Goal of the exercise →
Identify the lines holding "RESPONSE" and copy them.

══ Data supplied ══

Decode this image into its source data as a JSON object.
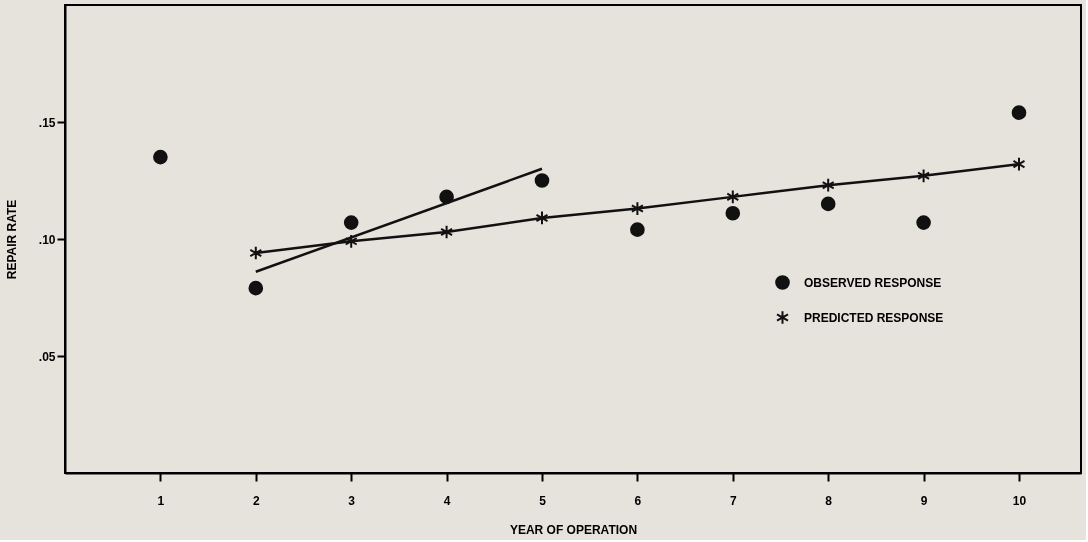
{
  "chart_data": {
    "type": "scatter",
    "xlabel": "YEAR OF OPERATION",
    "ylabel": "REPAIR RATE",
    "xlim": [
      0,
      10.65
    ],
    "xticks": [
      1,
      2,
      3,
      4,
      5,
      6,
      7,
      8,
      9,
      10
    ],
    "ylim": [
      0,
      0.2
    ],
    "yticks": [
      {
        "value": 0.05,
        "label": ".05"
      },
      {
        "value": 0.1,
        "label": ".10"
      },
      {
        "value": 0.15,
        "label": ".15"
      }
    ],
    "grid": false,
    "legend": "right",
    "series": [
      {
        "name": "OBSERVED RESPONSE",
        "type": "scatter",
        "marker": "circle",
        "color": "#111111",
        "x": [
          1,
          2,
          3,
          4,
          5,
          6,
          7,
          8,
          9,
          10
        ],
        "values": [
          0.135,
          0.079,
          0.107,
          0.118,
          0.125,
          0.104,
          0.111,
          0.115,
          0.107,
          0.154
        ]
      },
      {
        "name": "PREDICTED RESPONSE",
        "type": "line",
        "marker": "cross",
        "color": "#111111",
        "x": [
          2,
          3,
          4,
          5,
          6,
          7,
          8,
          9,
          10
        ],
        "values": [
          0.094,
          0.099,
          0.103,
          0.109,
          0.113,
          0.118,
          0.123,
          0.127,
          0.132
        ]
      },
      {
        "type": "line",
        "marker": "none",
        "color": "#111111",
        "x": [
          2,
          5
        ],
        "values": [
          0.086,
          0.13
        ]
      }
    ]
  }
}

═══

Answer to the exercise →
        "name": "OBSERVED RESPONSE",
        "name": "PREDICTED RESPONSE",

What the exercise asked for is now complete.